■ SET TASK ■
An exact copy of every record is needed.

--- BEGIN THE INPUT ---

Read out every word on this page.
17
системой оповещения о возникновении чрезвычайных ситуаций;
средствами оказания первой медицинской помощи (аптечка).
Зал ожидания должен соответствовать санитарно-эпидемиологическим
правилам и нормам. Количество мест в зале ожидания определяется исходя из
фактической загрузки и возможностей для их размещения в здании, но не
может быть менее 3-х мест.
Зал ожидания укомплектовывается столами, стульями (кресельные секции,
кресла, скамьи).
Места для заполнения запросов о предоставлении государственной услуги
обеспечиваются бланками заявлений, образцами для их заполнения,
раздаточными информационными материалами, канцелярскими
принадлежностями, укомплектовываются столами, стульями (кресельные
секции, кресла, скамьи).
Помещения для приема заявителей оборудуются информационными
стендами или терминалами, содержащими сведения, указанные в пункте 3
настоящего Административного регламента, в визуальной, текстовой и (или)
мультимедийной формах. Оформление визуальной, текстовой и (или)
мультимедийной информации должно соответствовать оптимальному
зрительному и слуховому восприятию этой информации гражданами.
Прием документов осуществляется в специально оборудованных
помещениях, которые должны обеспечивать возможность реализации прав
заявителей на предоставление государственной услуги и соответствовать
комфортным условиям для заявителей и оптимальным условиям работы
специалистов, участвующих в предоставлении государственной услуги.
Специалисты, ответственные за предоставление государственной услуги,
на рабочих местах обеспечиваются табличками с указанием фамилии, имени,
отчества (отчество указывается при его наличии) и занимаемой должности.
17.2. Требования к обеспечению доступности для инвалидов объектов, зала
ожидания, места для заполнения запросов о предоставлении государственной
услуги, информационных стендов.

--- END THE INPUT ---

■ CORRECT ANSWER ■
Read out every word on this page.
17
системой оповещения о возникновении чрезвычайных ситуаций;
средствами оказания первой медицинской помощи (аптечка).
Зал ожидания должен соответствовать санитарно-эпидемиологическим
правилам и нормам. Количество мест в зале ожидания определяется исходя из
фактической загрузки и возможностей для их размещения в здании, но не
может быть менее 3-х мест.
Зал ожидания укомплектовывается столами, стульями (кресельные секции,
кресла, скамьи).
Места для заполнения запросов о предоставлении государственной услуги
обеспечиваются бланками заявлений, образцами для их заполнения,
раздаточными информационными материалами, канцелярскими
принадлежностями, укомплектовываются столами, стульями (кресельные
секции, кресла, скамьи).
Помещения для приема заявителей оборудуются информационными
стендами или терминалами, содержащими сведения, указанные в пункте 3
настоящего Административного регламента, в визуальной, текстовой и (или)
мультимедийной формах. Оформление визуальной, текстовой и (или)
мультимедийной информации должно соответствовать оптимальному
зрительному и слуховому восприятию этой информации гражданами.
Прием документов осуществляется в специально оборудованных
помещениях, которые должны обеспечивать возможность реализации прав
заявителей на предоставление государственной услуги и соответствовать
комфортным условиям для заявителей и оптимальным условиям работы
специалистов, участвующих в предоставлении государственной услуги.
Специалисты, ответственные за предоставление государственной услуги,
на рабочих местах обеспечиваются табличками с указанием фамилии, имени,
отчества (отчество указывается при его наличии) и занимаемой должности.
17.2. Требования к обеспечению доступности для инвалидов объектов, зала
ожидания, места для заполнения запросов о предоставлении государственной
услуги, информационных стендов.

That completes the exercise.